Exercise: Every entry below must be repeated exactly; skip the pictures.

Data to process:
+++

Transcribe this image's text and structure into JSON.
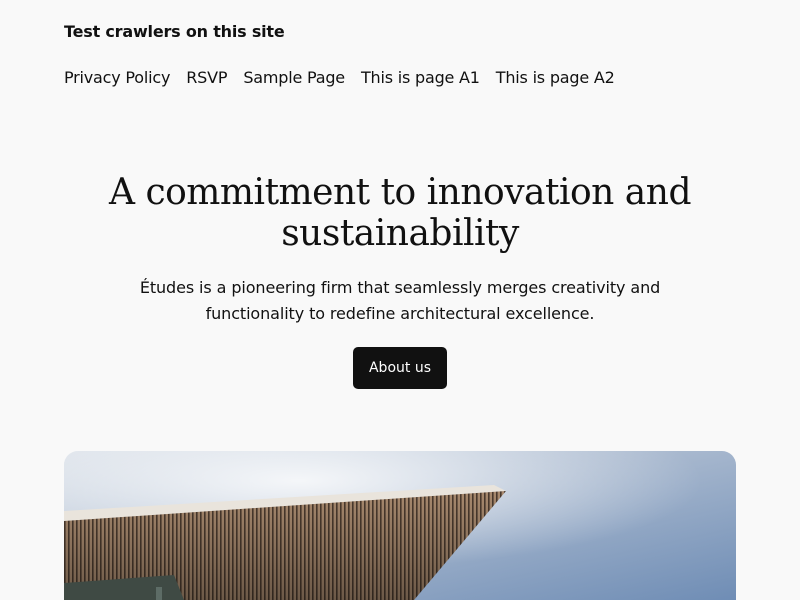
{
  "site": {
    "title": "Test crawlers on this site"
  },
  "nav": {
    "items": [
      {
        "label": "Privacy Policy"
      },
      {
        "label": "RSVP"
      },
      {
        "label": "Sample Page"
      },
      {
        "label": "This is page A1"
      },
      {
        "label": "This is page A2"
      }
    ]
  },
  "hero": {
    "heading": "A commitment to innovation and sustainability",
    "description": "Études is a pioneering firm that seamlessly merges creativity and functionality to redefine architectural excellence.",
    "button_label": "About us",
    "image_icon": "architecture-photo"
  },
  "colors": {
    "background": "#f9f9f9",
    "text": "#111111",
    "button_bg": "#111111",
    "button_text": "#ffffff",
    "sky": "#8fa6c4"
  }
}
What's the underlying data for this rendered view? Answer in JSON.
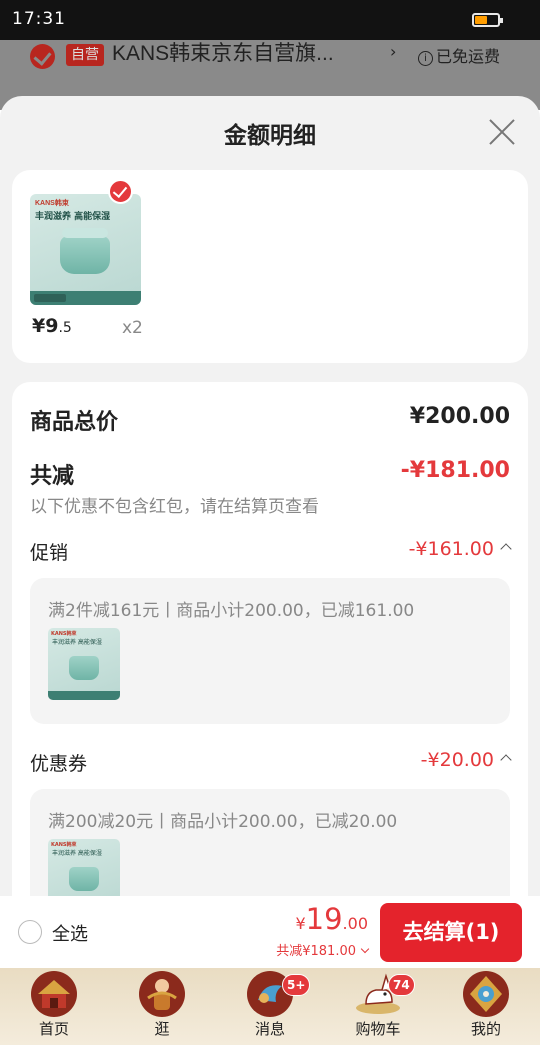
{
  "status_bar": {
    "time": "17:31",
    "battery_level": 0.55,
    "battery_color": "#ff9d00"
  },
  "background_page": {
    "self_run_badge": "自营",
    "shop_name": "KANS韩束京东自营旗...",
    "arrow": "›",
    "free_shipping": "已免运费"
  },
  "sheet": {
    "title": "金额明细",
    "product": {
      "price_int": "¥9",
      "price_dec": ".5",
      "quantity": "x2"
    },
    "goods_total_label": "商品总价",
    "goods_total_value": "¥200.00",
    "reduction_label": "共减",
    "reduction_value": "-¥181.00",
    "reduction_note": "以下优惠不包含红包，请在结算页查看",
    "promotion": {
      "label": "促销",
      "value": "-¥161.00",
      "detail": "满2件减161元丨商品小计200.00，已减161.00"
    },
    "coupon": {
      "label": "优惠券",
      "value": "-¥20.00",
      "detail": "满200减20元丨商品小计200.00，已减20.00"
    },
    "product_image": {
      "brand": "KANS韩束",
      "slogan": "丰润滋养 高能保湿"
    }
  },
  "checkout": {
    "select_all": "全选",
    "total_yen": "¥",
    "total_int": "19",
    "total_dec": ".00",
    "total_discount": "共减¥181.00",
    "pay_button": "去结算(1)"
  },
  "tabbar": {
    "items": [
      {
        "label": "首页",
        "icon": "home-icon",
        "badge": ""
      },
      {
        "label": "逛",
        "icon": "browse-icon",
        "badge": ""
      },
      {
        "label": "消息",
        "icon": "message-icon",
        "badge": "5+"
      },
      {
        "label": "购物车",
        "icon": "cart-icon",
        "badge": "74"
      },
      {
        "label": "我的",
        "icon": "profile-icon",
        "badge": ""
      }
    ]
  },
  "colors": {
    "accent_red": "#e4393c",
    "button_red": "#e4232c",
    "tabbar_bg": "#efe4cf"
  }
}
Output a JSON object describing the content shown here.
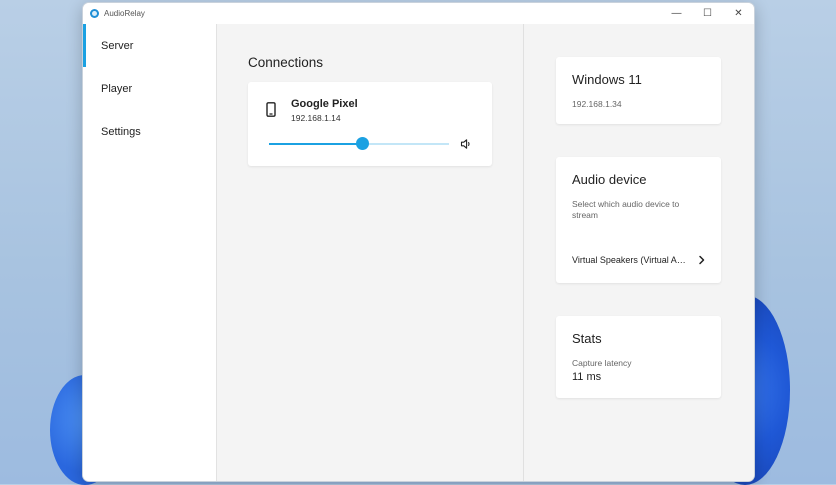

+++

Exercise output:
Transcribe this image's text and structure into JSON.
{
  "site": {
    "title": "Test crawlers on this site"
  },
  "nav": {
    "items": [
      {
        "label": "Privacy Policy"
      },
      {
        "label": "RSVP"
      },
      {
        "label": "Sample Page"
      },
      {
        "label": "This is page A1"
      },
      {
        "label": "This is page A2"
      }
    ]
  },
  "hero": {
    "heading": "A commitment to innovation and sustainability",
    "description": "Études is a pioneering firm that seamlessly merges creativity and functionality to redefine architectural excellence.",
    "button_label": "About us",
    "image_icon": "architecture-photo"
  },
  "colors": {
    "background": "#f9f9f9",
    "text": "#111111",
    "button_bg": "#111111",
    "button_text": "#ffffff",
    "sky": "#8fa6c4"
  }
}
What's the underlying data for this rendered view? Answer in JSON.
{
  "status_bar": {
    "time": "17:31",
    "battery_level": 0.55,
    "battery_color": "#ff9d00"
  },
  "background_page": {
    "self_run_badge": "自营",
    "shop_name": "KANS韩束京东自营旗...",
    "arrow": "›",
    "free_shipping": "已免运费"
  },
  "sheet": {
    "title": "金额明细",
    "product": {
      "price_int": "¥9",
      "price_dec": ".5",
      "quantity": "x2"
    },
    "goods_total_label": "商品总价",
    "goods_total_value": "¥200.00",
    "reduction_label": "共减",
    "reduction_value": "-¥181.00",
    "reduction_note": "以下优惠不包含红包，请在结算页查看",
    "promotion": {
      "label": "促销",
      "value": "-¥161.00",
      "detail": "满2件减161元丨商品小计200.00，已减161.00"
    },
    "coupon": {
      "label": "优惠券",
      "value": "-¥20.00",
      "detail": "满200减20元丨商品小计200.00，已减20.00"
    },
    "product_image": {
      "brand": "KANS韩束",
      "slogan": "丰润滋养 高能保湿"
    }
  },
  "checkout": {
    "select_all": "全选",
    "total_yen": "¥",
    "total_int": "19",
    "total_dec": ".00",
    "total_discount": "共减¥181.00",
    "pay_button": "去结算(1)"
  },
  "tabbar": {
    "items": [
      {
        "label": "首页",
        "icon": "home-icon",
        "badge": ""
      },
      {
        "label": "逛",
        "icon": "browse-icon",
        "badge": ""
      },
      {
        "label": "消息",
        "icon": "message-icon",
        "badge": "5+"
      },
      {
        "label": "购物车",
        "icon": "cart-icon",
        "badge": "74"
      },
      {
        "label": "我的",
        "icon": "profile-icon",
        "badge": ""
      }
    ]
  },
  "colors": {
    "accent_red": "#e4393c",
    "button_red": "#e4232c",
    "tabbar_bg": "#efe4cf"
  }
}
Output a JSON object describing the content shown here.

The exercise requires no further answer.